┌─ Records provided

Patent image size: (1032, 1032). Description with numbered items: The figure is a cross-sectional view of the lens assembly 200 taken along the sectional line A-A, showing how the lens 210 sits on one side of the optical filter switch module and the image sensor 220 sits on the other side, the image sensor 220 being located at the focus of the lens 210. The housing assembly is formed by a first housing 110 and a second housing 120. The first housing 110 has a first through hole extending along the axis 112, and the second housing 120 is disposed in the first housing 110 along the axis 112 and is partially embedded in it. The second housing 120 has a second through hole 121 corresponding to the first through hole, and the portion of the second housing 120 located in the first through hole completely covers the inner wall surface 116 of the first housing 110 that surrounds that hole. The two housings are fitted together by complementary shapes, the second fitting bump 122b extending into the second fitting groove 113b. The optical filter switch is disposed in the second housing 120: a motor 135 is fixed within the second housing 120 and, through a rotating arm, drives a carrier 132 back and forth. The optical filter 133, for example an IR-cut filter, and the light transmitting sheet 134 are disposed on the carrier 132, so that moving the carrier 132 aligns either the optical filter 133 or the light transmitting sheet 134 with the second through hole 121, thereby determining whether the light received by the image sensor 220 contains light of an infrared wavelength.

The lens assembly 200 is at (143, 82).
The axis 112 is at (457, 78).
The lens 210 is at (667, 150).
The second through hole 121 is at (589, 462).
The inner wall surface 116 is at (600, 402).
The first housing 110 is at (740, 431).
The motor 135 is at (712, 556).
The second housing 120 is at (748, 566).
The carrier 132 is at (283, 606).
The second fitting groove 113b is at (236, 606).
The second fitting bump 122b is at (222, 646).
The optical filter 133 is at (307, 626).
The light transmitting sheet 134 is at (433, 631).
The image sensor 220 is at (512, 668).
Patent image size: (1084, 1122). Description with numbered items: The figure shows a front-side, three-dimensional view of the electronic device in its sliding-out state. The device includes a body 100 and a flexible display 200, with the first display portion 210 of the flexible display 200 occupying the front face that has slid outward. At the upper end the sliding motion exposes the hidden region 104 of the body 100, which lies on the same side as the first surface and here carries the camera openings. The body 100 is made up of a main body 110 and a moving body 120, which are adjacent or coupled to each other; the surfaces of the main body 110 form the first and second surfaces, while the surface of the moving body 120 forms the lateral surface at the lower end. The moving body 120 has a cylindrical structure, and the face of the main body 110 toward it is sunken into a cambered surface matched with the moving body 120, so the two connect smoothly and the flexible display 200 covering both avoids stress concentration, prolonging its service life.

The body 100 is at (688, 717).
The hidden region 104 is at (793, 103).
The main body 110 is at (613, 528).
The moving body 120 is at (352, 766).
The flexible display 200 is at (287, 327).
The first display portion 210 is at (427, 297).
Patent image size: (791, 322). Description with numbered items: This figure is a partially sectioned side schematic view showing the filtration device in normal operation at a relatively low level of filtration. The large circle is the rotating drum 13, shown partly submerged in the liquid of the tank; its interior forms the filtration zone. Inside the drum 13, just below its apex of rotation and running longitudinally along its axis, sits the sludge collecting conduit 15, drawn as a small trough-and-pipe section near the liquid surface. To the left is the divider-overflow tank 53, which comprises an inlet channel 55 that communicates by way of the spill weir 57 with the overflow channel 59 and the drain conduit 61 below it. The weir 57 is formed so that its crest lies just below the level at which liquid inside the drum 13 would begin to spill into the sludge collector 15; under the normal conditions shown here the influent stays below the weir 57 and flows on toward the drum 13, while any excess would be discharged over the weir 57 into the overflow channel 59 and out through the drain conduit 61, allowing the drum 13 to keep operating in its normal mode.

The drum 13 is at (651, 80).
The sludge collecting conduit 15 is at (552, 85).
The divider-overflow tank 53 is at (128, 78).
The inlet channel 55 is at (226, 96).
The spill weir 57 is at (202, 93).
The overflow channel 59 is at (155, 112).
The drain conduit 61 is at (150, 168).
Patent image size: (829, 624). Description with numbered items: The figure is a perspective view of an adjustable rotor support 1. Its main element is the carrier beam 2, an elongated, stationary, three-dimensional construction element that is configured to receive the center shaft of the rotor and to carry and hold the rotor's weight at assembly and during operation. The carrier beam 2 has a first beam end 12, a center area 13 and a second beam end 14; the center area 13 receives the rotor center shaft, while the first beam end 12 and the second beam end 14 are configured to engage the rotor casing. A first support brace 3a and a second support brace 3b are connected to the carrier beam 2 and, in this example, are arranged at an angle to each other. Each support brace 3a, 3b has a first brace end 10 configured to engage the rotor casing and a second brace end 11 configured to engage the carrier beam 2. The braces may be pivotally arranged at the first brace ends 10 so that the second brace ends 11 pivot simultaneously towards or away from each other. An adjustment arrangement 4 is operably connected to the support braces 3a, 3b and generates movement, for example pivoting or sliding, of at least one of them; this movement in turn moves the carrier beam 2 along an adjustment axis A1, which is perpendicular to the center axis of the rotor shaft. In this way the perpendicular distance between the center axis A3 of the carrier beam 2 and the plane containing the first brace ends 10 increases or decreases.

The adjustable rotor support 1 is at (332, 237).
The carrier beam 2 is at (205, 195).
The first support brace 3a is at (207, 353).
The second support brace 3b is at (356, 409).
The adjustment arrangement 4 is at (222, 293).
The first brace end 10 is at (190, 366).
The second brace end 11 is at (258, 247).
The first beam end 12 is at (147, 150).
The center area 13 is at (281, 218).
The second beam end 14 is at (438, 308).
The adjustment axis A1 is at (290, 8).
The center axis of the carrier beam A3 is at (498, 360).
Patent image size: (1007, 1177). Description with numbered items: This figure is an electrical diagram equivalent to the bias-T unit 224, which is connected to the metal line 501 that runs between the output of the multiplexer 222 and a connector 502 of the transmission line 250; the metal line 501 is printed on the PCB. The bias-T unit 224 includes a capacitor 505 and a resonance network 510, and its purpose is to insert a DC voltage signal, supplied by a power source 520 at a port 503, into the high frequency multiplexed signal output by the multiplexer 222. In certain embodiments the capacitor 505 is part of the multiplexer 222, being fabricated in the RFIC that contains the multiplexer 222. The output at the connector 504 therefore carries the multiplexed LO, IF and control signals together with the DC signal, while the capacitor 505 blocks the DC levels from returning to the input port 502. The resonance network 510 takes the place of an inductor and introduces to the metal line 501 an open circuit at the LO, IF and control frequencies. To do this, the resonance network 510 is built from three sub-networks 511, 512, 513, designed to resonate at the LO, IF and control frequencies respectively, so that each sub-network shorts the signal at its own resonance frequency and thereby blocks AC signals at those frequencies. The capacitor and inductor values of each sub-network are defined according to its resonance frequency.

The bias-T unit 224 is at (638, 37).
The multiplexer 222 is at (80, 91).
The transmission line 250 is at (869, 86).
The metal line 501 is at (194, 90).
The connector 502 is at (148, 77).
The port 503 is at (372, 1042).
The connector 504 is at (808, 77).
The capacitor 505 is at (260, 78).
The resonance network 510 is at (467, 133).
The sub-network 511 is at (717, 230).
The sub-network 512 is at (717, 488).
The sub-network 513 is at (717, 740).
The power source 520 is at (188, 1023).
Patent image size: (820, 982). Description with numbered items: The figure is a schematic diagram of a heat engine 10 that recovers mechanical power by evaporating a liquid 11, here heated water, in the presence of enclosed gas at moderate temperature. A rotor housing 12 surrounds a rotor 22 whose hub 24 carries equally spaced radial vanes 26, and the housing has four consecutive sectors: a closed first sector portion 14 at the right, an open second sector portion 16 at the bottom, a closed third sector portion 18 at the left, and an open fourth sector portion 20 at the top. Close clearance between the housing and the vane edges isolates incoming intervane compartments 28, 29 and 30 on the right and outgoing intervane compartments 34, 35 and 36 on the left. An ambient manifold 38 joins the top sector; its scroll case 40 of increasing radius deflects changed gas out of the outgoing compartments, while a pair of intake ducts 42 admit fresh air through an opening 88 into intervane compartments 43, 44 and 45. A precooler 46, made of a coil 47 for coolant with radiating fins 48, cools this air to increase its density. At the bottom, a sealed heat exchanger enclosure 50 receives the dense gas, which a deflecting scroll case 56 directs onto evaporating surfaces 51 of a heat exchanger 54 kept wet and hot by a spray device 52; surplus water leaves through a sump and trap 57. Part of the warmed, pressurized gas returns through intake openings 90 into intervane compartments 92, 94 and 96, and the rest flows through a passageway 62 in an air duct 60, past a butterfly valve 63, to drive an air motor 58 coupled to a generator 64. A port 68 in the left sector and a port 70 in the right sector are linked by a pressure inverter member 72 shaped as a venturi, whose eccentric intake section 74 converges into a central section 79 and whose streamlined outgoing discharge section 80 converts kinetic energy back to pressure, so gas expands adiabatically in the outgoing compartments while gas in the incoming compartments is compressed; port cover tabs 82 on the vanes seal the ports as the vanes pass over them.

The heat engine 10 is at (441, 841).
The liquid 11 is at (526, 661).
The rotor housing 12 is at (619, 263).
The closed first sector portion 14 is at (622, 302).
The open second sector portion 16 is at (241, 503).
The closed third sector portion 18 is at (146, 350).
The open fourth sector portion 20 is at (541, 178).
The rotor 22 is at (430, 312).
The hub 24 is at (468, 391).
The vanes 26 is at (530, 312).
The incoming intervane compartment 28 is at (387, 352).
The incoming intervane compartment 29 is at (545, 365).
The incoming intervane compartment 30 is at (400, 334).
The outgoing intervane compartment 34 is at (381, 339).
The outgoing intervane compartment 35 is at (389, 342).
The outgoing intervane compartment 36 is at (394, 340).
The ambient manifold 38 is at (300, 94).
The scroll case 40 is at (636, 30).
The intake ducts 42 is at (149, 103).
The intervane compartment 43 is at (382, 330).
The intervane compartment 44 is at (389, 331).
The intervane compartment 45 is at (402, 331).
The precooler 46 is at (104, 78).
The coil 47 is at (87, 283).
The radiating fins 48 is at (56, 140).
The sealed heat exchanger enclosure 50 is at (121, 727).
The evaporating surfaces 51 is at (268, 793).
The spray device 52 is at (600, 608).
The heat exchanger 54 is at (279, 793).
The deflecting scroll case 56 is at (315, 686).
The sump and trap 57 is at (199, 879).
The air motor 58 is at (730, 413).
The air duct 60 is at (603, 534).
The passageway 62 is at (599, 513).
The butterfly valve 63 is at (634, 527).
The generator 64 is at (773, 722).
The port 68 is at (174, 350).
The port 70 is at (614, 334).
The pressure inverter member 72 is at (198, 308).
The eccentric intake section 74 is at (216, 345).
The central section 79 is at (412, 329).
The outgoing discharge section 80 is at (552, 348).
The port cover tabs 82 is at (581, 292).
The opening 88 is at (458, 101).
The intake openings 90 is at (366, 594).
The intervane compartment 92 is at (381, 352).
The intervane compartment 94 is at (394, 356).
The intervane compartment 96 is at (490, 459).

└─

▸ **What is needed**
Starting with the line that contains "Patent image size: (1084, 1122)." and going on through the line that contains "The first display portion 210 is", reproduce those lines with "sliding-out state" swapped for "extended state" and nothing else changed.

▸ **Expected answer**
Patent image size: (1084, 1122). Description with numbered items: The figure shows a front-side, three-dimensional view of the electronic device in its extended state. The device includes a body 100 and a flexible display 200, with the first display portion 210 of the flexible display 200 occupying the front face that has slid outward. At the upper end the sliding motion exposes the hidden region 104 of the body 100, which lies on the same side as the first surface and here carries the camera openings. The body 100 is made up of a main body 110 and a moving body 120, which are adjacent or coupled to each other; the surfaces of the main body 110 form the first and second surfaces, while the surface of the moving body 120 forms the lateral surface at the lower end. The moving body 120 has a cylindrical structure, and the face of the main body 110 toward it is sunken into a cambered surface matched with the moving body 120, so the two connect smoothly and the flexible display 200 covering both avoids stress concentration, prolonging its service life.

The body 100 is at (688, 717).
The hidden region 104 is at (793, 103).
The main body 110 is at (613, 528).
The moving body 120 is at (352, 766).
The flexible display 200 is at (287, 327).
The first display portion 210 is at (427, 297).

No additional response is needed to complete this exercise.